## GIVEN EXERCISE
The records should be written out in full, with nothing altered.

### INPUT ROWS

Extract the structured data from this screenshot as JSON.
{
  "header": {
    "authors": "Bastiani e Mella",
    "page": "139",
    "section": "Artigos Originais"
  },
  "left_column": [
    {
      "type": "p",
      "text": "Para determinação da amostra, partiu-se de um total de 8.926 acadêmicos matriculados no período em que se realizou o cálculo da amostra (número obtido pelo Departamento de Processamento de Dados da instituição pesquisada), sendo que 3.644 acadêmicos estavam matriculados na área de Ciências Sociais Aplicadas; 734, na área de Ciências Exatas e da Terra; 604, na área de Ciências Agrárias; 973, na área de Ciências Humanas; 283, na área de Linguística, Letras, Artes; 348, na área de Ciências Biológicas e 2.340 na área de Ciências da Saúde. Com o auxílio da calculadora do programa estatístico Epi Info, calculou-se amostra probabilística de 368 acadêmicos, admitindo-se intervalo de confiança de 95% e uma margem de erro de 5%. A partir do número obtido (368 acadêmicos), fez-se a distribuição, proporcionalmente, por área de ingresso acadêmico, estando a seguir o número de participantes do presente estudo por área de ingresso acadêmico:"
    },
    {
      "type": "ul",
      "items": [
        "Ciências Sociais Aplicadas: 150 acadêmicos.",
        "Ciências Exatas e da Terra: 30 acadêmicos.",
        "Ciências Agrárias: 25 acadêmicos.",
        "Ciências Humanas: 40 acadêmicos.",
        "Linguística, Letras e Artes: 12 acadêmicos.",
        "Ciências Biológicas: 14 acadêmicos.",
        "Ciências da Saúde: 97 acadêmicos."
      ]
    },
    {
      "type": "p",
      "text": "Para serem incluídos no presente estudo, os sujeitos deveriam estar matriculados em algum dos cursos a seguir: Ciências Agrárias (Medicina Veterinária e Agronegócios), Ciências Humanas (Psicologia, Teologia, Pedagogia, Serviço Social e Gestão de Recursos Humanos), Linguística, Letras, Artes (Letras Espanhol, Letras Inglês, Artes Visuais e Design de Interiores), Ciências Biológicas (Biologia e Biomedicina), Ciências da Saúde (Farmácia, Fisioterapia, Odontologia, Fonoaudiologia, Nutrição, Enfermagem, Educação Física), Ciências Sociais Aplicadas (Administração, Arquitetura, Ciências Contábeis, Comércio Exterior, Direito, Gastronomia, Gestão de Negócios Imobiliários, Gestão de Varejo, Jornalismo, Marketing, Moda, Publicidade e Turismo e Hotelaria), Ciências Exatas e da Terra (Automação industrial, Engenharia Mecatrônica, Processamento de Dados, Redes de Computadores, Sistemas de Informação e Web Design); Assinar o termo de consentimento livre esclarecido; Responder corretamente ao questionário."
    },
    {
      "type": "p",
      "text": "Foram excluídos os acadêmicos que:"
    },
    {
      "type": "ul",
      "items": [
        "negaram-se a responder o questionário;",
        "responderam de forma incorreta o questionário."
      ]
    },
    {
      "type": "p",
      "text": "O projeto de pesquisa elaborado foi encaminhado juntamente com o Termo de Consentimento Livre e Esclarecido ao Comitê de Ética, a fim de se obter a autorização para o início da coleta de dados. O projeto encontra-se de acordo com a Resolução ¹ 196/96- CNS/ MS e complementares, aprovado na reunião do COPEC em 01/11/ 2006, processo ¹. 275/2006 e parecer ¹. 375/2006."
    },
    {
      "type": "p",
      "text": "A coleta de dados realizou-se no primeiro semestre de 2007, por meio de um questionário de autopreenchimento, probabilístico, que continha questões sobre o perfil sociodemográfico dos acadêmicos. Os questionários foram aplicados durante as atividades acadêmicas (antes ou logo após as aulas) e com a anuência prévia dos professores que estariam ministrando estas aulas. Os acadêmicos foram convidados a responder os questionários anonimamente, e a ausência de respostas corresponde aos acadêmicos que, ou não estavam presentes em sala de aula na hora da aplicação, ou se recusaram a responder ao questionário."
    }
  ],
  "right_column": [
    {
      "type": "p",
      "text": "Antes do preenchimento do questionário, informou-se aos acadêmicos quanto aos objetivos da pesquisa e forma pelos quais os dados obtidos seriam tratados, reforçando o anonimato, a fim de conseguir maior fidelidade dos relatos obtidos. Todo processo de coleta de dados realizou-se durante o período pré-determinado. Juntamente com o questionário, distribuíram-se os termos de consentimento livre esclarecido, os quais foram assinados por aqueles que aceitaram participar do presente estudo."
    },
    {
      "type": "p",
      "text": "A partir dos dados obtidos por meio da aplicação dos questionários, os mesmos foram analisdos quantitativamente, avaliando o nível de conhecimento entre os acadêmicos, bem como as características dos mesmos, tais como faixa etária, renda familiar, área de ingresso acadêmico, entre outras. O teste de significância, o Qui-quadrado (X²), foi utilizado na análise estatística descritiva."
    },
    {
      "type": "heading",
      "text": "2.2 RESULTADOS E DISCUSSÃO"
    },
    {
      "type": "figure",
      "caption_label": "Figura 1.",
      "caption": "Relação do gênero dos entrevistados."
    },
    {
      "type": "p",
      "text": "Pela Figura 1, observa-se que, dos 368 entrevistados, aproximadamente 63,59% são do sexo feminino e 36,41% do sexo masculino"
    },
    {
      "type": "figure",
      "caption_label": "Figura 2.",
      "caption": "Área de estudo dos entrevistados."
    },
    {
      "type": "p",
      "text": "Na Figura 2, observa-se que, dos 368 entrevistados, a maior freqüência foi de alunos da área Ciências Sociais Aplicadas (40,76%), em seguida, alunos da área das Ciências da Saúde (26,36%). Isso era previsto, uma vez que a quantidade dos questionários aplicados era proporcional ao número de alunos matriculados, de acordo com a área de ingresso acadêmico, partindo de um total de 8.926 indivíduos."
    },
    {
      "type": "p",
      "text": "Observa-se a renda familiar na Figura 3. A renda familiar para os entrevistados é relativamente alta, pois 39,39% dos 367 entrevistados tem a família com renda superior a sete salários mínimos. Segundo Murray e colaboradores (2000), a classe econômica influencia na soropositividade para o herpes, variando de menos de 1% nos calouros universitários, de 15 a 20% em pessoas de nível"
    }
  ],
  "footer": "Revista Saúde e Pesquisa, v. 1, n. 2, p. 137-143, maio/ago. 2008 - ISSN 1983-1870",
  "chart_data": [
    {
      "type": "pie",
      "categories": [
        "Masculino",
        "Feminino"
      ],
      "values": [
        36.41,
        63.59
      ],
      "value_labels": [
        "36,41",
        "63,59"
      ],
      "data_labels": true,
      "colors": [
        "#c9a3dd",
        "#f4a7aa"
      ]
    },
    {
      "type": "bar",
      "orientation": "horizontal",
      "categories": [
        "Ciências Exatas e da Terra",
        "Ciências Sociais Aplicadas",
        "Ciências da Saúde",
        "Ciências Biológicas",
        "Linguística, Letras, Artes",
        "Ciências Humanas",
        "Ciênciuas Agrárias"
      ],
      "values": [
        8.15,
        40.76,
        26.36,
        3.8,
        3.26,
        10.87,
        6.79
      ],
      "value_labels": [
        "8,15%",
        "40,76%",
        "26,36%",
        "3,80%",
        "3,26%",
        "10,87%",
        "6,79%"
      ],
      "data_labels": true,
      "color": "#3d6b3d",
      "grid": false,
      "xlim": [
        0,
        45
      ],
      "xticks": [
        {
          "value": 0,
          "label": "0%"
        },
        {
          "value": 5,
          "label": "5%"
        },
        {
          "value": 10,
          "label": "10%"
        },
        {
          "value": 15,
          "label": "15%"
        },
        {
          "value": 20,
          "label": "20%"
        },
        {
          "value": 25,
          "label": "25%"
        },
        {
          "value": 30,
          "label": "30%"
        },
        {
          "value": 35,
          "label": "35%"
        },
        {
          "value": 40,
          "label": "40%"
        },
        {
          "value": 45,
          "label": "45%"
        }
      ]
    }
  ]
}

######

## THE OUTPUT
Extract the structured data from this screenshot as JSON.
{
  "header": {
    "authors": "Bastiani e Mella",
    "page": "139",
    "section": "Artigos Originais"
  },
  "left_column": [
    {
      "type": "p",
      "text": "Para determinação da amostra, partiu-se de um total de 8.926 acadêmicos matriculados no período em que se realizou o cálculo da amostra (número obtido pelo Departamento de Processamento de Dados da instituição pesquisada), sendo que 3.644 acadêmicos estavam matriculados na área de Ciências Sociais Aplicadas; 734, na área de Ciências Exatas e da Terra; 604, na área de Ciências Agrárias; 973, na área de Ciências Humanas; 283, na área de Linguística, Letras, Artes; 348, na área de Ciências Biológicas e 2.340 na área de Ciências da Saúde. Com o auxílio da calculadora do programa estatístico Epi Info, calculou-se amostra probabilística de 368 acadêmicos, admitindo-se intervalo de confiança de 95% e uma margem de erro de 5%. A partir do número obtido (368 acadêmicos), fez-se a distribuição, proporcionalmente, por área de ingresso acadêmico, estando a seguir o número de participantes do presente estudo por área de ingresso acadêmico:"
    },
    {
      "type": "ul",
      "items": [
        "Ciências Sociais Aplicadas: 150 acadêmicos.",
        "Ciências Exatas e da Terra: 30 acadêmicos.",
        "Ciências Agrárias: 25 acadêmicos.",
        "Ciências Humanas: 40 acadêmicos.",
        "Linguística, Letras e Artes: 12 acadêmicos.",
        "Ciências Biológicas: 14 acadêmicos.",
        "Ciências da Saúde: 97 acadêmicos."
      ]
    },
    {
      "type": "p",
      "text": "Para serem incluídos no presente estudo, os sujeitos deveriam estar matriculados em algum dos cursos a seguir: Ciências Agrárias (Medicina Veterinária e Agronegócios), Ciências Humanas (Psicologia, Teologia, Pedagogia, Serviço Social e Gestão de Recursos Humanos), Linguística, Letras, Artes (Letras Espanhol, Letras Inglês, Artes Visuais e Design de Interiores), Ciências Biológicas (Biologia e Biomedicina), Ciências da Saúde (Farmácia, Fisioterapia, Odontologia, Fonoaudiologia, Nutrição, Enfermagem, Educação Física), Ciências Sociais Aplicadas (Administração, Arquitetura, Ciências Contábeis, Comércio Exterior, Direito, Gastronomia, Gestão de Negócios Imobiliários, Gestão de Varejo, Jornalismo, Marketing, Moda, Publicidade e Turismo e Hotelaria), Ciências Exatas e da Terra (Automação industrial, Engenharia Mecatrônica, Processamento de Dados, Redes de Computadores, Sistemas de Informação e Web Design); Assinar o termo de consentimento livre esclarecido; Responder corretamente ao questionário."
    },
    {
      "type": "p",
      "text": "Foram excluídos os acadêmicos que:"
    },
    {
      "type": "ul",
      "items": [
        "negaram-se a responder o questionário;",
        "responderam de forma incorreta o questionário."
      ]
    },
    {
      "type": "p",
      "text": "O projeto de pesquisa elaborado foi encaminhado juntamente com o Termo de Consentimento Livre e Esclarecido ao Comitê de Ética, a fim de se obter a autorização para o início da coleta de dados. O projeto encontra-se de acordo com a Resolução ¹ 196/96- CNS/ MS e complementares, aprovado na reunião do COPEC em 01/11/ 2006, processo ¹. 275/2006 e parecer ¹. 375/2006."
    },
    {
      "type": "p",
      "text": "A coleta de dados realizou-se no primeiro semestre de 2007, por meio de um questionário de autopreenchimento, probabilístico, que continha questões sobre o perfil sociodemográfico dos acadêmicos. Os questionários foram aplicados durante as atividades acadêmicas (antes ou logo após as aulas) e com a anuência prévia dos professores que estariam ministrando estas aulas. Os acadêmicos foram convidados a responder os questionários anonimamente, e a ausência de respostas corresponde aos acadêmicos que, ou não estavam presentes em sala de aula na hora da aplicação, ou se recusaram a responder ao questionário."
    }
  ],
  "right_column": [
    {
      "type": "p",
      "text": "Antes do preenchimento do questionário, informou-se aos acadêmicos quanto aos objetivos da pesquisa e forma pelos quais os dados obtidos seriam tratados, reforçando o anonimato, a fim de conseguir maior fidelidade dos relatos obtidos. Todo processo de coleta de dados realizou-se durante o período pré-determinado. Juntamente com o questionário, distribuíram-se os termos de consentimento livre esclarecido, os quais foram assinados por aqueles que aceitaram participar do presente estudo."
    },
    {
      "type": "p",
      "text": "A partir dos dados obtidos por meio da aplicação dos questionários, os mesmos foram analisdos quantitativamente, avaliando o nível de conhecimento entre os acadêmicos, bem como as características dos mesmos, tais como faixa etária, renda familiar, área de ingresso acadêmico, entre outras. O teste de significância, o Qui-quadrado (X²), foi utilizado na análise estatística descritiva."
    },
    {
      "type": "heading",
      "text": "2.2 RESULTADOS E DISCUSSÃO"
    },
    {
      "type": "figure",
      "caption_label": "Figura 1.",
      "caption": "Relação do gênero dos entrevistados."
    },
    {
      "type": "p",
      "text": "Pela Figura 1, observa-se que, dos 368 entrevistados, aproximadamente 63,59% são do sexo feminino e 36,41% do sexo masculino"
    },
    {
      "type": "figure",
      "caption_label": "Figura 2.",
      "caption": "Área de estudo dos entrevistados."
    },
    {
      "type": "p",
      "text": "Na Figura 2, observa-se que, dos 368 entrevistados, a maior freqüência foi de alunos da área Ciências Sociais Aplicadas (40,76%), em seguida, alunos da área das Ciências da Saúde (26,36%). Isso era previsto, uma vez que a quantidade dos questionários aplicados era proporcional ao número de alunos matriculados, de acordo com a área de ingresso acadêmico, partindo de um total de 8.926 indivíduos."
    },
    {
      "type": "p",
      "text": "Observa-se a renda familiar na Figura 3. A renda familiar para os entrevistados é relativamente alta, pois 39,39% dos 367 entrevistados tem a família com renda superior a sete salários mínimos. Segundo Murray e colaboradores (2000), a classe econômica influencia na soropositividade para o herpes, variando de menos de 1% nos calouros universitários, de 15 a 20% em pessoas de nível"
    }
  ],
  "footer": "Revista Saúde e Pesquisa, v. 1, n. 2, p. 137-143, maio/ago. 2008 - ISSN 1983-1870",
  "chart_data": [
    {
      "type": "pie",
      "categories": [
        "Masculino",
        "Feminino"
      ],
      "values": [
        36.41,
        63.59
      ],
      "value_labels": [
        "36,41",
        "63,59"
      ],
      "data_labels": true,
      "colors": [
        "#c9a3dd",
        "#f4a7aa"
      ]
    },
    {
      "type": "bar",
      "orientation": "horizontal",
      "categories": [
        "Ciências Exatas e da Terra",
        "Ciências Sociais Aplicadas",
        "Ciências da Saúde",
        "Ciências Biológicas",
        "Linguística, Letras, Artes",
        "Ciências Humanas",
        "Ciênciuas Agrárias"
      ],
      "values": [
        8.15,
        40.76,
        26.36,
        3.8,
        3.26,
        10.87,
        6.79
      ],
      "value_labels": [
        "8,15%",
        "40,76%",
        "26,36%",
        "3,80%",
        "3,26%",
        "10,87%",
        "6,79%"
      ],
      "data_labels": true,
      "color": "#3d6b3d",
      "grid": false,
      "xlim": [
        0,
        45
      ],
      "xticks": [
        {
          "value": 0,
          "label": "0%"
        },
        {
          "value": 5,
          "label": "5%"
        },
        {
          "value": 10,
          "label": "10%"
        },
        {
          "value": 15,
          "label": "15%"
        },
        {
          "value": 20,
          "label": "20%"
        },
        {
          "value": 25,
          "label": "25%"
        },
        {
          "value": 30,
          "label": "30%"
        },
        {
          "value": 35,
          "label": "35%"
        },
        {
          "value": 40,
          "label": "40%"
        },
        {
          "value": 45,
          "label": "45%"
        }
      ]
    }
  ]
}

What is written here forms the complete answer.